## STATED GOAL
Collect all lines containing the word "Groove" from the data.

===============

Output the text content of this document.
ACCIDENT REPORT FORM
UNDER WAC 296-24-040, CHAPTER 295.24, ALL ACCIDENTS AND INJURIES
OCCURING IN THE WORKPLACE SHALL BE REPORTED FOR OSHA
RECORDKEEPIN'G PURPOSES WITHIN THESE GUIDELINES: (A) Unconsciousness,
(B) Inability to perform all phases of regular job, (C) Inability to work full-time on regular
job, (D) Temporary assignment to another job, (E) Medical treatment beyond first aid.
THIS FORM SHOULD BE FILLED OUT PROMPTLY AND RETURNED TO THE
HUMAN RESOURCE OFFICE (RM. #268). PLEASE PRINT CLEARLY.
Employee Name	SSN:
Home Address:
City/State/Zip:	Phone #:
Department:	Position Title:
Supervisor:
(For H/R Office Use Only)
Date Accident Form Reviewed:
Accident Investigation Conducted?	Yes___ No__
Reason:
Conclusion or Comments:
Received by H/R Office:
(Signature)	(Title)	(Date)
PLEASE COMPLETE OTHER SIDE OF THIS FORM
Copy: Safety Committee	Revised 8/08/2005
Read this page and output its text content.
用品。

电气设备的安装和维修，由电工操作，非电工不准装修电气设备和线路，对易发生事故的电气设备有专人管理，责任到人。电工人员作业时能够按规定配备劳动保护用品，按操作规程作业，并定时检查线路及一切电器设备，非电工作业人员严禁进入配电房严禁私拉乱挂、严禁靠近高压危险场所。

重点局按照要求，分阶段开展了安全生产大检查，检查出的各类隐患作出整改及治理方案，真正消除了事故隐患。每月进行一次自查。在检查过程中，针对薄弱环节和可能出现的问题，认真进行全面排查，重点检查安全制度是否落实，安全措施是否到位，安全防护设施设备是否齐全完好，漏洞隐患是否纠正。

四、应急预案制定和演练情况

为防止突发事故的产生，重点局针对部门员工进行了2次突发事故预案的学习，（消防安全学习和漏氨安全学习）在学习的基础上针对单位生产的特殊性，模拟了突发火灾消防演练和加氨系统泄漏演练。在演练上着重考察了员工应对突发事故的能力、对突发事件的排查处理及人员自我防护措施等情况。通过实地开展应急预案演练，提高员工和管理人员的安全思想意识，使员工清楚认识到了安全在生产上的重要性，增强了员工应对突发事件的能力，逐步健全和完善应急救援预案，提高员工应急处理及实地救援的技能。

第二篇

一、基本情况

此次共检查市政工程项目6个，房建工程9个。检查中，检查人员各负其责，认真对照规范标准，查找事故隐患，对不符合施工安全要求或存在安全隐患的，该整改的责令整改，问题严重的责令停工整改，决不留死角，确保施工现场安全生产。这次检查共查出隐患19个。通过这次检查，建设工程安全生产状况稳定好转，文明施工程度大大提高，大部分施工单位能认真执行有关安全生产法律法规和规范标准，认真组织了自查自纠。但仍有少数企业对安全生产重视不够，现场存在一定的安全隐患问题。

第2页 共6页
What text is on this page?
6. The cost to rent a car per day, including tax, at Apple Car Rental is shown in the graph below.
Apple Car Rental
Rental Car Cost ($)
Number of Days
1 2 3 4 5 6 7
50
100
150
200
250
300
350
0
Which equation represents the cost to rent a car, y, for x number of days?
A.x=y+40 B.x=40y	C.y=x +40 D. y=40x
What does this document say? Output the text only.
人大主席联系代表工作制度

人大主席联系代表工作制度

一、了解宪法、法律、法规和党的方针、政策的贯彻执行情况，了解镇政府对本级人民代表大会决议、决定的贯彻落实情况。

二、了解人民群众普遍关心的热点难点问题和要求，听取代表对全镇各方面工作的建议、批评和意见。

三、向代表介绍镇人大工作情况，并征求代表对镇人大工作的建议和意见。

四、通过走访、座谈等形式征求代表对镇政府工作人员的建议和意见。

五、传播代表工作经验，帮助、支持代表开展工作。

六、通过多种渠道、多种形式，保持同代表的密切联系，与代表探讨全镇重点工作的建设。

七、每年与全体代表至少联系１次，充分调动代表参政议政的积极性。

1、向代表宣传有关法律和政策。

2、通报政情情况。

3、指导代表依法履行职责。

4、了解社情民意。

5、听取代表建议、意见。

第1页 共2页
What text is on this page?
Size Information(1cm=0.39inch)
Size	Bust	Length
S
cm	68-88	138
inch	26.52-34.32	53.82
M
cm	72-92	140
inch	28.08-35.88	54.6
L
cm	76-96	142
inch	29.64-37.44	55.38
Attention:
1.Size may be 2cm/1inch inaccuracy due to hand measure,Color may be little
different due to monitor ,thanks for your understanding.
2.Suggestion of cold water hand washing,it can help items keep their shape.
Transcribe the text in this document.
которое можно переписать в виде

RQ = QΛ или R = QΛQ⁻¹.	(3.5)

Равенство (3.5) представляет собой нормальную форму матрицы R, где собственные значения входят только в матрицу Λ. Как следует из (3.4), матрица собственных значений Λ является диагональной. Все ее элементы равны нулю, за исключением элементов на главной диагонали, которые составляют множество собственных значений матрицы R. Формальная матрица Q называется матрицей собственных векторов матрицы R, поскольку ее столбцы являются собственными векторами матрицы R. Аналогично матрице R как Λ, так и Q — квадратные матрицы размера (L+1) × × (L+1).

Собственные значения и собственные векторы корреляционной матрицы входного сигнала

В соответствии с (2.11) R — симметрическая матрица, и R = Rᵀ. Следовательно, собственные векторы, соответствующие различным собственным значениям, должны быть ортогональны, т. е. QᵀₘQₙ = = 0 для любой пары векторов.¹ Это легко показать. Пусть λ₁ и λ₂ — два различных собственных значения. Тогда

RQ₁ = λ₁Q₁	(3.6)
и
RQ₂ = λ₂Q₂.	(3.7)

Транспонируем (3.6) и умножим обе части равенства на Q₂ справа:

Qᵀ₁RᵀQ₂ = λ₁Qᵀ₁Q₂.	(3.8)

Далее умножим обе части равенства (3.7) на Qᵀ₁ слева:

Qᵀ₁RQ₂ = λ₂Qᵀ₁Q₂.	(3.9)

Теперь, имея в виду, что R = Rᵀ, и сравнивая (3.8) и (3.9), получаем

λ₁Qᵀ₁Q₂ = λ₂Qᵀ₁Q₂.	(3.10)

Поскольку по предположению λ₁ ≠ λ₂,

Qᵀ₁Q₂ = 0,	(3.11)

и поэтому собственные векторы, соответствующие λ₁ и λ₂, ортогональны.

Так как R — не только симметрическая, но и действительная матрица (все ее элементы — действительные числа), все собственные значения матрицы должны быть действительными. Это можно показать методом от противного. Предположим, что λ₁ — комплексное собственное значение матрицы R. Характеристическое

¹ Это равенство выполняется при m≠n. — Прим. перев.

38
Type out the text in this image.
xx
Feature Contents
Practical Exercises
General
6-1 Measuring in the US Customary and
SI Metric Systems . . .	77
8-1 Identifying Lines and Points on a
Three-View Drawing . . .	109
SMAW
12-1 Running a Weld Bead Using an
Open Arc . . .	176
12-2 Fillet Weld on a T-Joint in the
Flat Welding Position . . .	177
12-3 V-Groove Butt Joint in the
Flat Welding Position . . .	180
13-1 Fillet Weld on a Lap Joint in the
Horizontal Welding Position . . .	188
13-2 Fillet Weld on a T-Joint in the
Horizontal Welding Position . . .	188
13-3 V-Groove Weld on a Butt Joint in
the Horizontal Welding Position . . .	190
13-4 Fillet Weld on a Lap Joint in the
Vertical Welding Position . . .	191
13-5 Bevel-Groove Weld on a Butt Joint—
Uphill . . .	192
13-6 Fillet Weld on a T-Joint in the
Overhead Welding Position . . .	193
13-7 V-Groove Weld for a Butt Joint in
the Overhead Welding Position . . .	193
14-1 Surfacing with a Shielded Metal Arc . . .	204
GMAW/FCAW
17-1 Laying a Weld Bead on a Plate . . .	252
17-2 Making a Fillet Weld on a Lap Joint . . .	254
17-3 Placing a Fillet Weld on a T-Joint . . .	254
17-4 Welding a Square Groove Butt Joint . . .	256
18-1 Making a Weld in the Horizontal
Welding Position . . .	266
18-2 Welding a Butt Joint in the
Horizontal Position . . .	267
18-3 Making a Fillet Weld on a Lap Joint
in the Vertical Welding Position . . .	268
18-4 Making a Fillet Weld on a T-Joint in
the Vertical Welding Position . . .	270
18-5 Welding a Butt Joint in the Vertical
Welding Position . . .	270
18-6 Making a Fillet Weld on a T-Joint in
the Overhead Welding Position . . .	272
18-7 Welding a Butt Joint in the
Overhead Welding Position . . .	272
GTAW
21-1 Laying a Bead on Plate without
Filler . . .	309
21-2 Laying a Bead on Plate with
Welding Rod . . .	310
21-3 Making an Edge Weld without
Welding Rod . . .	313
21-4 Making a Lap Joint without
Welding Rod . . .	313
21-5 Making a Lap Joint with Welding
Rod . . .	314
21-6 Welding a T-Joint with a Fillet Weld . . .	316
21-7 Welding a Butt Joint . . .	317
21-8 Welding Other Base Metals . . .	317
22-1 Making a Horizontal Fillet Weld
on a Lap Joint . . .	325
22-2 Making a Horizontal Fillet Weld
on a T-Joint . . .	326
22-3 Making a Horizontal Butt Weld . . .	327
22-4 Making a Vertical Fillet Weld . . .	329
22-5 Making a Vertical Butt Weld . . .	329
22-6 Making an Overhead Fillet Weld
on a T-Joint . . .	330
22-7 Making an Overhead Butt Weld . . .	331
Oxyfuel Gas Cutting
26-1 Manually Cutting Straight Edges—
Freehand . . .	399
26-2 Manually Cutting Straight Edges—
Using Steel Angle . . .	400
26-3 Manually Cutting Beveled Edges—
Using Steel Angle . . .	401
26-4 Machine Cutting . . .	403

===============

## THE RESULT
12-3 V-Groove Butt Joint in the
13-3 V-Groove Weld on a Butt Joint in
13-5 Bevel-Groove Weld on a Butt Joint—
13-7 V-Groove Weld for a Butt Joint in
17-4 Welding a Square Groove Butt Joint . . .	256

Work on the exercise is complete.